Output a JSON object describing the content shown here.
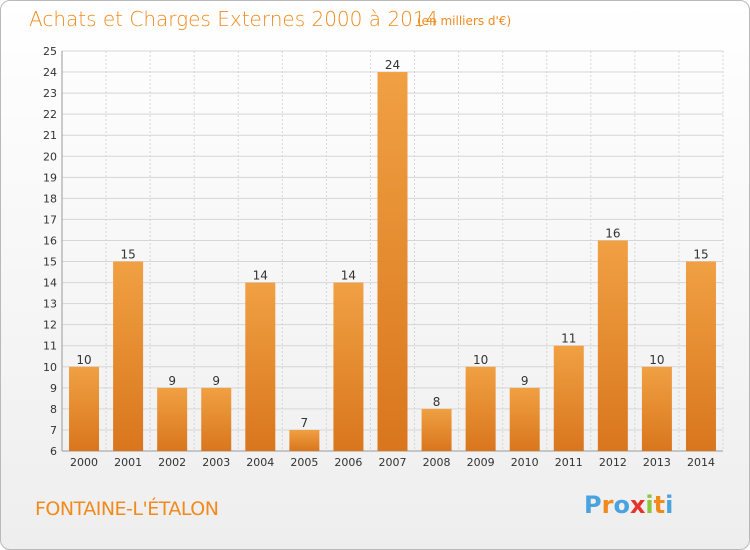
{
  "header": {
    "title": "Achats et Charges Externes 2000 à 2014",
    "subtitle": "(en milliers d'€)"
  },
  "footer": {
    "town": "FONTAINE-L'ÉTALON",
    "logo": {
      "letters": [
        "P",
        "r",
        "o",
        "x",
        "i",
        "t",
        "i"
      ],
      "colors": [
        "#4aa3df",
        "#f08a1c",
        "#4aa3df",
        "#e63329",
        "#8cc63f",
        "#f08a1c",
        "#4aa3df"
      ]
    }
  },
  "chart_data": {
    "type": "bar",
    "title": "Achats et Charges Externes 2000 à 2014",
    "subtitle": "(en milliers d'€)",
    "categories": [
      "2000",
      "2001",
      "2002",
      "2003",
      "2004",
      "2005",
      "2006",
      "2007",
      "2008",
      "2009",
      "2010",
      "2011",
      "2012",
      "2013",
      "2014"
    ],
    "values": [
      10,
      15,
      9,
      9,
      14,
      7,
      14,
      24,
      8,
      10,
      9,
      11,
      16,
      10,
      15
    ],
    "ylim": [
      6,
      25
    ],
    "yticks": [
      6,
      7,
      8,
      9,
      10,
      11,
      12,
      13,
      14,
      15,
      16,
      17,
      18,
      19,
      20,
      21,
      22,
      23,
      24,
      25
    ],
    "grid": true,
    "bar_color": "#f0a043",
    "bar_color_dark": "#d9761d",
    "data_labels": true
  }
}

...

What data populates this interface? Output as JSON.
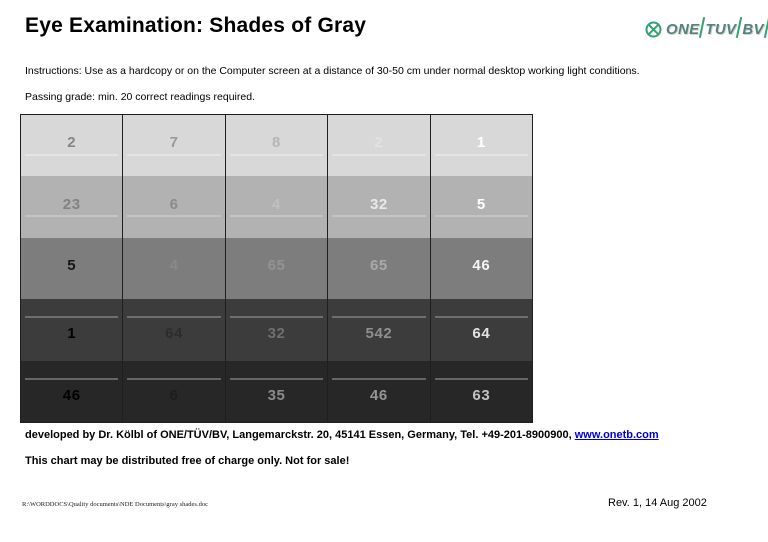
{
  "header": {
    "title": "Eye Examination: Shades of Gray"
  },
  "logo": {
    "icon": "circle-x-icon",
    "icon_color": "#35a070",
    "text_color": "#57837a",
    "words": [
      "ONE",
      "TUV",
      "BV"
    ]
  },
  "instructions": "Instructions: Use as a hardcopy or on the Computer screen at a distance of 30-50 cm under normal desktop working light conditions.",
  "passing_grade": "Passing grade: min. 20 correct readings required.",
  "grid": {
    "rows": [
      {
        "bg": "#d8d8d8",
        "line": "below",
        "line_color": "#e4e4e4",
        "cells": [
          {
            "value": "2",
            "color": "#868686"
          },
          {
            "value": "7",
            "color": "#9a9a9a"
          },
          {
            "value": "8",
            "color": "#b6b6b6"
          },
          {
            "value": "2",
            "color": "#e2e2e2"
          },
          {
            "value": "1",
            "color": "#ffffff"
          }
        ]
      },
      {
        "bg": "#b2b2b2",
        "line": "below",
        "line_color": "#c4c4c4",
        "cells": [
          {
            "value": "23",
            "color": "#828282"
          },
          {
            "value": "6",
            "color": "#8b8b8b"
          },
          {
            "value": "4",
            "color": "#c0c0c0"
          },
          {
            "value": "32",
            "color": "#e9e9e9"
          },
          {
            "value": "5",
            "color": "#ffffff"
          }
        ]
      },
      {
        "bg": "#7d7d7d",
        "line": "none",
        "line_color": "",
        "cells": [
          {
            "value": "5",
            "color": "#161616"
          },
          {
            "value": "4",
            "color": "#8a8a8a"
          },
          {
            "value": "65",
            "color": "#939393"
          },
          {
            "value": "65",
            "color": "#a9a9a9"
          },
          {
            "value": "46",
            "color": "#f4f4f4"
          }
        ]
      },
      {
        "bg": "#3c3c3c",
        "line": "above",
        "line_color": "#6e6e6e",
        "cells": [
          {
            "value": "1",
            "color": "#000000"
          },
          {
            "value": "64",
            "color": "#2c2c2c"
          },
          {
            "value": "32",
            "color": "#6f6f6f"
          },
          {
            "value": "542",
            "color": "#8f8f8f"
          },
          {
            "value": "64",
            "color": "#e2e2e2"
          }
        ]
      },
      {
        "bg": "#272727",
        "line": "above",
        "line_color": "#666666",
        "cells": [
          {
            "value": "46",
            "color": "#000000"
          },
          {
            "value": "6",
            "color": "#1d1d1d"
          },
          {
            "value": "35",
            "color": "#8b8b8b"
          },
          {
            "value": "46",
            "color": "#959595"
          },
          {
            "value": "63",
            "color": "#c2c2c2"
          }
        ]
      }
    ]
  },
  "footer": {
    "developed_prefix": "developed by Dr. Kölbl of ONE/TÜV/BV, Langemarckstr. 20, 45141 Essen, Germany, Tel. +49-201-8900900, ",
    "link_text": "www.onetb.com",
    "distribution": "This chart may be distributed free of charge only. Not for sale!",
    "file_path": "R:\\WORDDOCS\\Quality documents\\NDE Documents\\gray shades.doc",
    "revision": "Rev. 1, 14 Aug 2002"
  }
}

Written request – Figure out how many lines of the data above include "Output", then give the number and nothing more.

Written solution – 2